WHAT THE EXERCISE ASKS: Find the lines of data that contain the string "name", then list them.

INPUT DATA:
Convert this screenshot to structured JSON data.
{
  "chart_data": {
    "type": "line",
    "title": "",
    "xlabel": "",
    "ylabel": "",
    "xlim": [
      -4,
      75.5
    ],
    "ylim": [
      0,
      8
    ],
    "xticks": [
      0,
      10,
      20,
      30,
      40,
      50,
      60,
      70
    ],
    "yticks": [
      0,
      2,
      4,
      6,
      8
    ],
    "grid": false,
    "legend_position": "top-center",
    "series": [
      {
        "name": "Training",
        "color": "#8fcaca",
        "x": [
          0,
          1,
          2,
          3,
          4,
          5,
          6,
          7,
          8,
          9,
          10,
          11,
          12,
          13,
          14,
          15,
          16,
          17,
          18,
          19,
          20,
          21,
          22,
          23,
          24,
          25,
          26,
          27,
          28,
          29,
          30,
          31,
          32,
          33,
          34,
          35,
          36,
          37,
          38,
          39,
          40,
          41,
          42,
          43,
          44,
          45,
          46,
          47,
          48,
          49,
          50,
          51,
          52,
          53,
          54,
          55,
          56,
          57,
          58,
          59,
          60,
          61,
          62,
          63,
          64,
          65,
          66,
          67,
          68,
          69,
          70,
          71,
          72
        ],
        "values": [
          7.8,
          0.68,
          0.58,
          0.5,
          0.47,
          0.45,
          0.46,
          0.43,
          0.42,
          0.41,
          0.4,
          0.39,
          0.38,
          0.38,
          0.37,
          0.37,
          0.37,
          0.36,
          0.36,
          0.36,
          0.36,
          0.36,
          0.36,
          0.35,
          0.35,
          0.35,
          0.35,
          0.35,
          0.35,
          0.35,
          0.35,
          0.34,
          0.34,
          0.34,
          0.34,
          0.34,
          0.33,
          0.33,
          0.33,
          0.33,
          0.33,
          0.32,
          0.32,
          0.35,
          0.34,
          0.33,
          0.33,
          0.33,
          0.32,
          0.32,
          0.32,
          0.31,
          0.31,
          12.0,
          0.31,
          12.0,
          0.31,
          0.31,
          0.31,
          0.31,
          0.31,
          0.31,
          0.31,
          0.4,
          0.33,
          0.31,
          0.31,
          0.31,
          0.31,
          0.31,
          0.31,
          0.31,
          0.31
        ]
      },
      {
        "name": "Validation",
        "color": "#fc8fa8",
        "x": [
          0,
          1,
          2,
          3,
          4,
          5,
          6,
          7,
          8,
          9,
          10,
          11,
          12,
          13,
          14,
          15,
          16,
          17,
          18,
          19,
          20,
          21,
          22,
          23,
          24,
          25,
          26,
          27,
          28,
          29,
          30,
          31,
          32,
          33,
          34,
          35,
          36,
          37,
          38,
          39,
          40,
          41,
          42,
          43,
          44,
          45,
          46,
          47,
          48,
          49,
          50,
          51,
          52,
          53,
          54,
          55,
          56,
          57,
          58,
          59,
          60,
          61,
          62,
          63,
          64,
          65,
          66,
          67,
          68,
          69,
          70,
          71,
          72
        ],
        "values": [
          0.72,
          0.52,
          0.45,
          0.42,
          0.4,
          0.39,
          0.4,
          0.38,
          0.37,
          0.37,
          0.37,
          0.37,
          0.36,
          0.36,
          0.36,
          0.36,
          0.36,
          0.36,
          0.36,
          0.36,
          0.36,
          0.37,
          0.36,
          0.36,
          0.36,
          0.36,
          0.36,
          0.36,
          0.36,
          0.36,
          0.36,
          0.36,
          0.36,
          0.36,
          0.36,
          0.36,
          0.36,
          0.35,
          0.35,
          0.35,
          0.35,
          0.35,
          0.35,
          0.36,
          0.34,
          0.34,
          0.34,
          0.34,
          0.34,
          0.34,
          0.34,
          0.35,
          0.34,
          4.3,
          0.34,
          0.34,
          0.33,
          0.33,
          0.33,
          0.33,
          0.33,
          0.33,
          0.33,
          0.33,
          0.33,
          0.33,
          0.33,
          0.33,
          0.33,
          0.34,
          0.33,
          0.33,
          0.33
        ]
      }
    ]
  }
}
...
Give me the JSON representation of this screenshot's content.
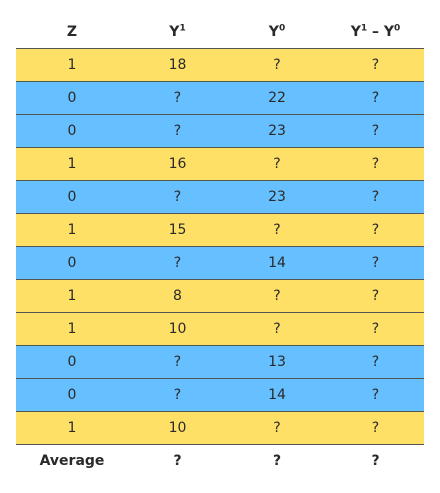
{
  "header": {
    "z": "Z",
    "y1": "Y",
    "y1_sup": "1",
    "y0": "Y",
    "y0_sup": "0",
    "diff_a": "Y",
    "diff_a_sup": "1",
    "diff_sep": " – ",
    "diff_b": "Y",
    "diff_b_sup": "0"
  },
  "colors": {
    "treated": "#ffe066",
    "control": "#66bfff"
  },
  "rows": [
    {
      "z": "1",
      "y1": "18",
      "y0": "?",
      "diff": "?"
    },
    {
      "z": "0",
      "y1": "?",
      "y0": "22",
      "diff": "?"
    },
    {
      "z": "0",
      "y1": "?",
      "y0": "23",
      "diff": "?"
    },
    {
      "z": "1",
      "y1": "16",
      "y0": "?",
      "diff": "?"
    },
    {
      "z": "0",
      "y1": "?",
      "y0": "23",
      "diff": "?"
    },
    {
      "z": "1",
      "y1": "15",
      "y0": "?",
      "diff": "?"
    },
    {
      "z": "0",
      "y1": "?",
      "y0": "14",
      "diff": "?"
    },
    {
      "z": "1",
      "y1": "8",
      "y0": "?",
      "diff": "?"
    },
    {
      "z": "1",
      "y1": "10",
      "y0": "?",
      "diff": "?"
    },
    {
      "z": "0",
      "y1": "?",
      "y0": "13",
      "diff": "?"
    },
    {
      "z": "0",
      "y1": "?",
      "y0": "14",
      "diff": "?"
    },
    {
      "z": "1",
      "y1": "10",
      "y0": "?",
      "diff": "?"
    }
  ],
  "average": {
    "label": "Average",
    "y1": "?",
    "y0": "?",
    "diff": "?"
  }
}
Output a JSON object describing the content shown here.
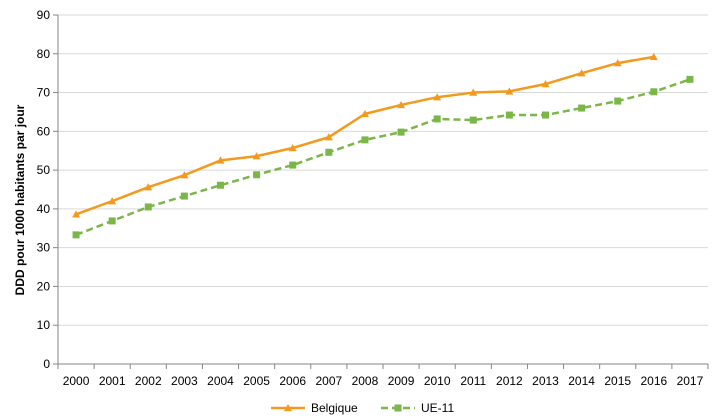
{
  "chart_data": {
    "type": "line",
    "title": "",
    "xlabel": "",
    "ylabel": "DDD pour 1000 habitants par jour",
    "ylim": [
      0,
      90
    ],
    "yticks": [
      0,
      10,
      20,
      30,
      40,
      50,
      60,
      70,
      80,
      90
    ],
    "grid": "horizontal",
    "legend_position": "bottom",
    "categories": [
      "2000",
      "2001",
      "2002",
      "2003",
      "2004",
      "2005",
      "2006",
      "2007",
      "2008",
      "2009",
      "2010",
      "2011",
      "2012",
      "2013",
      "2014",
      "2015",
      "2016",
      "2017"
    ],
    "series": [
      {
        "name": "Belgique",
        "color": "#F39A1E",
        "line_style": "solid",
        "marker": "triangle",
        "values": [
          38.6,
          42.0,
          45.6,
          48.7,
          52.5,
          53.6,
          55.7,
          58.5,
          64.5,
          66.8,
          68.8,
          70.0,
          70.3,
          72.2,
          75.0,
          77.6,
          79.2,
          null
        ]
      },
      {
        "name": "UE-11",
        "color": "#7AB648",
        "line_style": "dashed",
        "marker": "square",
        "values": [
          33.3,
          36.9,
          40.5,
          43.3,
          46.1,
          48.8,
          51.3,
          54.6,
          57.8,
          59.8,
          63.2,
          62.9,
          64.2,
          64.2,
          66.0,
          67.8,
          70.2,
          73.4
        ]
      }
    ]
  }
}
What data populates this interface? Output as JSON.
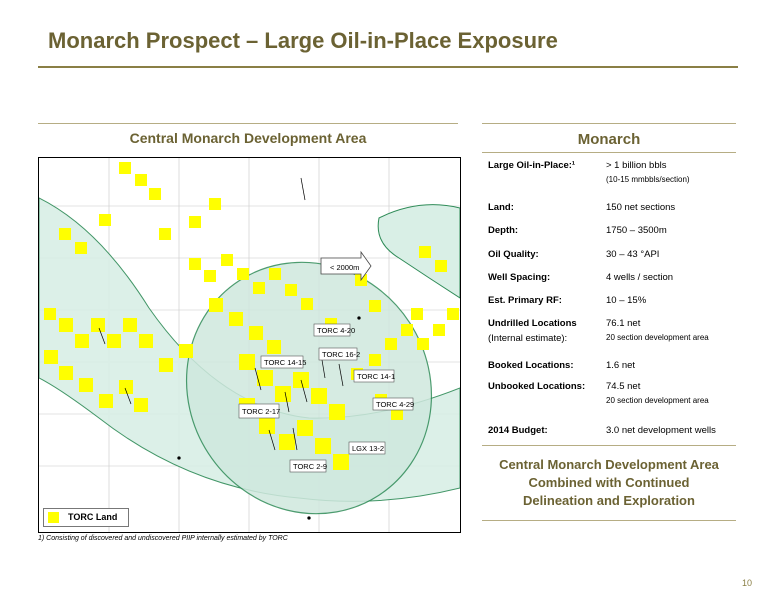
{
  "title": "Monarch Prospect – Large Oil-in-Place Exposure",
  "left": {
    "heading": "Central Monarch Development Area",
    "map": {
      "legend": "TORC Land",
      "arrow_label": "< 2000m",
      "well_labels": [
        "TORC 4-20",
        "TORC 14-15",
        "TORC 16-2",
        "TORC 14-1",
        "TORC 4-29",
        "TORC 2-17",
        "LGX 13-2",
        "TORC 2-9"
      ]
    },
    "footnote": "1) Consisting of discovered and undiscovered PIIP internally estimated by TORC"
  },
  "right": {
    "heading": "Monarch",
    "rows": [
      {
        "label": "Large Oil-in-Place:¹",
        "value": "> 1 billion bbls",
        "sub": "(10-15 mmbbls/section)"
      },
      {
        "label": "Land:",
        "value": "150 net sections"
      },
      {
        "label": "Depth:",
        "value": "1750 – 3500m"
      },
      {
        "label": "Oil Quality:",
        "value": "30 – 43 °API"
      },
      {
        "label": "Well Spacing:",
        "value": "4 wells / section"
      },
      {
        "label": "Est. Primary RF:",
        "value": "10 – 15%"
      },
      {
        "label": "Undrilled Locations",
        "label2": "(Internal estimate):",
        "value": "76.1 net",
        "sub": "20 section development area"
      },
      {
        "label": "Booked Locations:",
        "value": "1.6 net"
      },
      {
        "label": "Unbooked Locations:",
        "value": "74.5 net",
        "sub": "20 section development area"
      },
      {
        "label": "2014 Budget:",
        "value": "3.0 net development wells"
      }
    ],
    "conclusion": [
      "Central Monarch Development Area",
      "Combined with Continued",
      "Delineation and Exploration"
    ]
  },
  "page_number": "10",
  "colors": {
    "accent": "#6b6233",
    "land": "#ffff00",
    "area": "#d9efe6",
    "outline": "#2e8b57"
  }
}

RESULT:
        "name": "Training",
        "name": "Validation",
        "name": "Belgique",
        "name": "UE-11",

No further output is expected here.